Rows from a dataset:
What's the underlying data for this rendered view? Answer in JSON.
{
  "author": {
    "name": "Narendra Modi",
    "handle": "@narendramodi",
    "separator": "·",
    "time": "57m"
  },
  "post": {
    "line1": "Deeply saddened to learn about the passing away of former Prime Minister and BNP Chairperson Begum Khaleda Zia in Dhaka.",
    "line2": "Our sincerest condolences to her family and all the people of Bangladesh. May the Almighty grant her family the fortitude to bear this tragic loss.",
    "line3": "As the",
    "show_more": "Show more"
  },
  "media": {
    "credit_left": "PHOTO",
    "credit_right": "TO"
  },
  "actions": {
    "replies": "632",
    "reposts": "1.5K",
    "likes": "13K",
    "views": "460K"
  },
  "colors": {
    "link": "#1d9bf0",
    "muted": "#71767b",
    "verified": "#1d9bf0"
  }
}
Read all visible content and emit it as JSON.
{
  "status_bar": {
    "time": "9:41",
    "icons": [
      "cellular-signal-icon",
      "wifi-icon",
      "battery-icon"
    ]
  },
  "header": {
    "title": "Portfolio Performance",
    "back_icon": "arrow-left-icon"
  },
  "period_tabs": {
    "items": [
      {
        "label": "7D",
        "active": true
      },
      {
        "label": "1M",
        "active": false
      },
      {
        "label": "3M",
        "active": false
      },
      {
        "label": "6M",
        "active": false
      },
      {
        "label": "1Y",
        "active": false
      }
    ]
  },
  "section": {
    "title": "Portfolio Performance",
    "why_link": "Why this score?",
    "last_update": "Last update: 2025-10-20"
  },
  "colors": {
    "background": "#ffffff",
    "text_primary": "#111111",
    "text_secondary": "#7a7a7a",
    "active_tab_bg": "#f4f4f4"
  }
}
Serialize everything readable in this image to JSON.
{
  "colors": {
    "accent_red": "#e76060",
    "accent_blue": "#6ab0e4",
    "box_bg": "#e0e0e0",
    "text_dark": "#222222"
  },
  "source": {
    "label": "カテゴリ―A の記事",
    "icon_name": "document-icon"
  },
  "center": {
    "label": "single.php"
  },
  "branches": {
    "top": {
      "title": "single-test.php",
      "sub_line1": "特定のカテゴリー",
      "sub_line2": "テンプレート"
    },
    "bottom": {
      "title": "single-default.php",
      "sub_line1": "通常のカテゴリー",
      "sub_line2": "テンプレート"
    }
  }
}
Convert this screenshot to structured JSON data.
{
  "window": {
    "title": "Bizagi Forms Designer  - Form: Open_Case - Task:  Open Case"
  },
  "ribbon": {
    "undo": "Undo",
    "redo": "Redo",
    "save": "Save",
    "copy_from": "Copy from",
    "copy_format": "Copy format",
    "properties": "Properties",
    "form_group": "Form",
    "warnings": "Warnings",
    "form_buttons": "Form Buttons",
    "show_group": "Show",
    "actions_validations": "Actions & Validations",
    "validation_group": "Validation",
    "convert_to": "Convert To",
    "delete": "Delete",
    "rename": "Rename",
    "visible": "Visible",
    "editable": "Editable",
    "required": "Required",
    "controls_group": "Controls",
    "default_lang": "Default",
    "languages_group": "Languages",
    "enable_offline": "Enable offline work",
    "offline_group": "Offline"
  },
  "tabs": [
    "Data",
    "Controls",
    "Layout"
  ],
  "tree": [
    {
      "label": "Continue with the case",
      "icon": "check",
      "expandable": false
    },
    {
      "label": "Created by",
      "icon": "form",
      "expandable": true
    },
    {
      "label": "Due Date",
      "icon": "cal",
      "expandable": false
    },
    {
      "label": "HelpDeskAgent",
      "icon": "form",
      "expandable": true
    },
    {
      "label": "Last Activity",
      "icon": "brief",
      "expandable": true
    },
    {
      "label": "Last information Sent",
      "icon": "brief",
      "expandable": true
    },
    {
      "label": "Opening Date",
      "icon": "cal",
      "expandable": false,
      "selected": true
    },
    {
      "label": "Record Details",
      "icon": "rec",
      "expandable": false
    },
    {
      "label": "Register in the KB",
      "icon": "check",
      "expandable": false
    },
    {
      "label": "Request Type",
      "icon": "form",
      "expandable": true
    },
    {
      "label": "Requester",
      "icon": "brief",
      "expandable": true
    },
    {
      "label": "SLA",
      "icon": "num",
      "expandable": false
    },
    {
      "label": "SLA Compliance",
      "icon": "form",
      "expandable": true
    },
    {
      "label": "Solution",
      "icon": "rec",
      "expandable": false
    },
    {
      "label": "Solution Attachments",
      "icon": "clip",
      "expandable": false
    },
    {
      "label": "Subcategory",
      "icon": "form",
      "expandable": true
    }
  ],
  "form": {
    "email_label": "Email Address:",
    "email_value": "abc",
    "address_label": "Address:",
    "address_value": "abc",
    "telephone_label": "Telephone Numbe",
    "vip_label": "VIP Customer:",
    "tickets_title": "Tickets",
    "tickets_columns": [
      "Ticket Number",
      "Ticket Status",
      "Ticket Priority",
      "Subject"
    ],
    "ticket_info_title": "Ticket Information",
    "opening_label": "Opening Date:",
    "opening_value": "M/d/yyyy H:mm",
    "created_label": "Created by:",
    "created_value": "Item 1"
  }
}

> Written exercise: Write out the listing once more, matching it exactly.

> Response:
What's the underlying data for this rendered view? Answer in JSON.
{
  "author": {
    "name": "Narendra Modi",
    "handle": "@narendramodi",
    "separator": "·",
    "time": "57m"
  },
  "post": {
    "line1": "Deeply saddened to learn about the passing away of former Prime Minister and BNP Chairperson Begum Khaleda Zia in Dhaka.",
    "line2": "Our sincerest condolences to her family and all the people of Bangladesh. May the Almighty grant her family the fortitude to bear this tragic loss.",
    "line3": "As the",
    "show_more": "Show more"
  },
  "media": {
    "credit_left": "PHOTO",
    "credit_right": "TO"
  },
  "actions": {
    "replies": "632",
    "reposts": "1.5K",
    "likes": "13K",
    "views": "460K"
  },
  "colors": {
    "link": "#1d9bf0",
    "muted": "#71767b",
    "verified": "#1d9bf0"
  }
}
Read all visible content and emit it as JSON.
{
  "status_bar": {
    "time": "9:41",
    "icons": [
      "cellular-signal-icon",
      "wifi-icon",
      "battery-icon"
    ]
  },
  "header": {
    "title": "Portfolio Performance",
    "back_icon": "arrow-left-icon"
  },
  "period_tabs": {
    "items": [
      {
        "label": "7D",
        "active": true
      },
      {
        "label": "1M",
        "active": false
      },
      {
        "label": "3M",
        "active": false
      },
      {
        "label": "6M",
        "active": false
      },
      {
        "label": "1Y",
        "active": false
      }
    ]
  },
  "section": {
    "title": "Portfolio Performance",
    "why_link": "Why this score?",
    "last_update": "Last update: 2025-10-20"
  },
  "colors": {
    "background": "#ffffff",
    "text_primary": "#111111",
    "text_secondary": "#7a7a7a",
    "active_tab_bg": "#f4f4f4"
  }
}
Serialize everything readable in this image to JSON.
{
  "colors": {
    "accent_red": "#e76060",
    "accent_blue": "#6ab0e4",
    "box_bg": "#e0e0e0",
    "text_dark": "#222222"
  },
  "source": {
    "label": "カテゴリ―A の記事",
    "icon_name": "document-icon"
  },
  "center": {
    "label": "single.php"
  },
  "branches": {
    "top": {
      "title": "single-test.php",
      "sub_line1": "特定のカテゴリー",
      "sub_line2": "テンプレート"
    },
    "bottom": {
      "title": "single-default.php",
      "sub_line1": "通常のカテゴリー",
      "sub_line2": "テンプレート"
    }
  }
}
Convert this screenshot to structured JSON data.
{
  "window": {
    "title": "Bizagi Forms Designer  - Form: Open_Case - Task:  Open Case"
  },
  "ribbon": {
    "undo": "Undo",
    "redo": "Redo",
    "save": "Save",
    "copy_from": "Copy from",
    "copy_format": "Copy format",
    "properties": "Properties",
    "form_group": "Form",
    "warnings": "Warnings",
    "form_buttons": "Form Buttons",
    "show_group": "Show",
    "actions_validations": "Actions & Validations",
    "validation_group": "Validation",
    "convert_to": "Convert To",
    "delete": "Delete",
    "rename": "Rename",
    "visible": "Visible",
    "editable": "Editable",
    "required": "Required",
    "controls_group": "Controls",
    "default_lang": "Default",
    "languages_group": "Languages",
    "enable_offline": "Enable offline work",
    "offline_group": "Offline"
  },
  "tabs": [
    "Data",
    "Controls",
    "Layout"
  ],
  "tree": [
    {
      "label": "Continue with the case",
      "icon": "check",
      "expandable": false
    },
    {
      "label": "Created by",
      "icon": "form",
      "expandable": true
    },
    {
      "label": "Due Date",
      "icon": "cal",
      "expandable": false
    },
    {
      "label": "HelpDeskAgent",
      "icon": "form",
      "expandable": true
    },
    {
      "label": "Last Activity",
      "icon": "brief",
      "expandable": true
    },
    {
      "label": "Last information Sent",
      "icon": "brief",
      "expandable": true
    },
    {
      "label": "Opening Date",
      "icon": "cal",
      "expandable": false,
      "selected": true
    },
    {
      "label": "Record Details",
      "icon": "rec",
      "expandable": false
    },
    {
      "label": "Register in the KB",
      "icon": "check",
      "expandable": false
    },
    {
      "label": "Request Type",
      "icon": "form",
      "expandable": true
    },
    {
      "label": "Requester",
      "icon": "brief",
      "expandable": true
    },
    {
      "label": "SLA",
      "icon": "num",
      "expandable": false
    },
    {
      "label": "SLA Compliance",
      "icon": "form",
      "expandable": true
    },
    {
      "label": "Solution",
      "icon": "rec",
      "expandable": false
    },
    {
      "label": "Solution Attachments",
      "icon": "clip",
      "expandable": false
    },
    {
      "label": "Subcategory",
      "icon": "form",
      "expandable": true
    }
  ],
  "form": {
    "email_label": "Email Address:",
    "email_value": "abc",
    "address_label": "Address:",
    "address_value": "abc",
    "telephone_label": "Telephone Numbe",
    "vip_label": "VIP Customer:",
    "tickets_title": "Tickets",
    "tickets_columns": [
      "Ticket Number",
      "Ticket Status",
      "Ticket Priority",
      "Subject"
    ],
    "ticket_info_title": "Ticket Information",
    "opening_label": "Opening Date:",
    "opening_value": "M/d/yyyy H:mm",
    "created_label": "Created by:",
    "created_value": "Item 1"
  }
}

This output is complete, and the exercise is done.